* Problem to solve
Pick out every line of the entries below where "from" occurs, and copy those lines.

* Input for this task
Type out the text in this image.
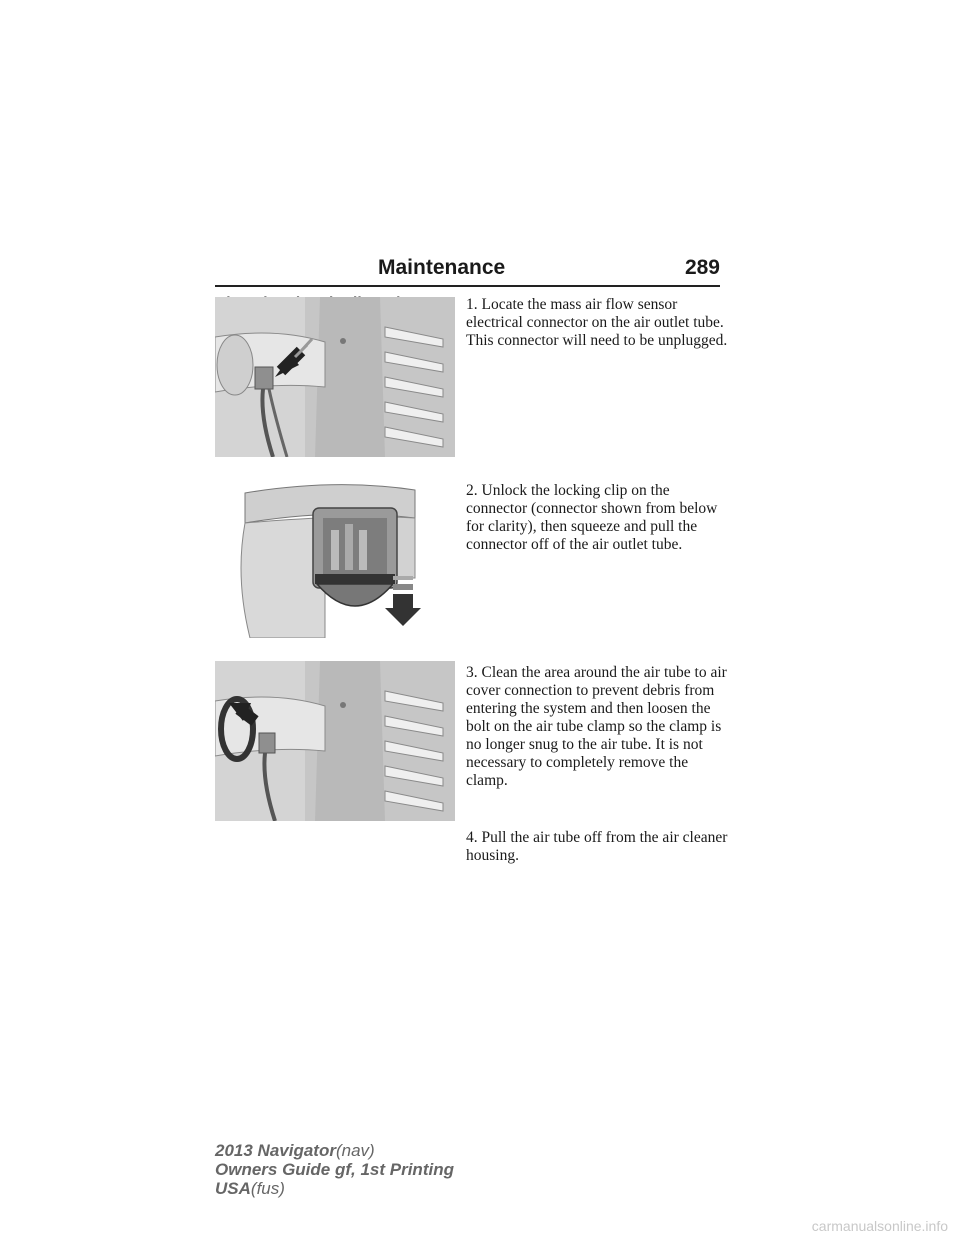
Maintenance	289

1. Locate the mass air flow sensor electrical connector on the air outlet tube. This connector will need to be unplugged.

2. Unlock the locking clip on the connector (connector shown from below for clarity), then squeeze and pull the connector off of the air outlet tube.

3. Clean the area around the air tube to air cover connection to prevent debris from entering the system and then loosen the bolt on the air tube clamp so the clamp is no longer snug to the air tube. It is not necessary to completely remove the clamp.

4. Pull the air tube off from the air cleaner housing.

2013 Navigator(nav)
Owners Guide gf, 1st Printing
USA(fus)
carmanualsonline.info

* Exercise result
2. Unlock the locking clip on the connector (connector shown from below for clarity), then squeeze and pull the connector off of the air outlet tube.
3. Clean the area around the air tube to air cover connection to prevent debris from entering the system and then loosen the bolt on the air tube clamp so the clamp is no longer snug to the air tube. It is not necessary to completely remove the clamp.
4. Pull the air tube off from the air cleaner housing.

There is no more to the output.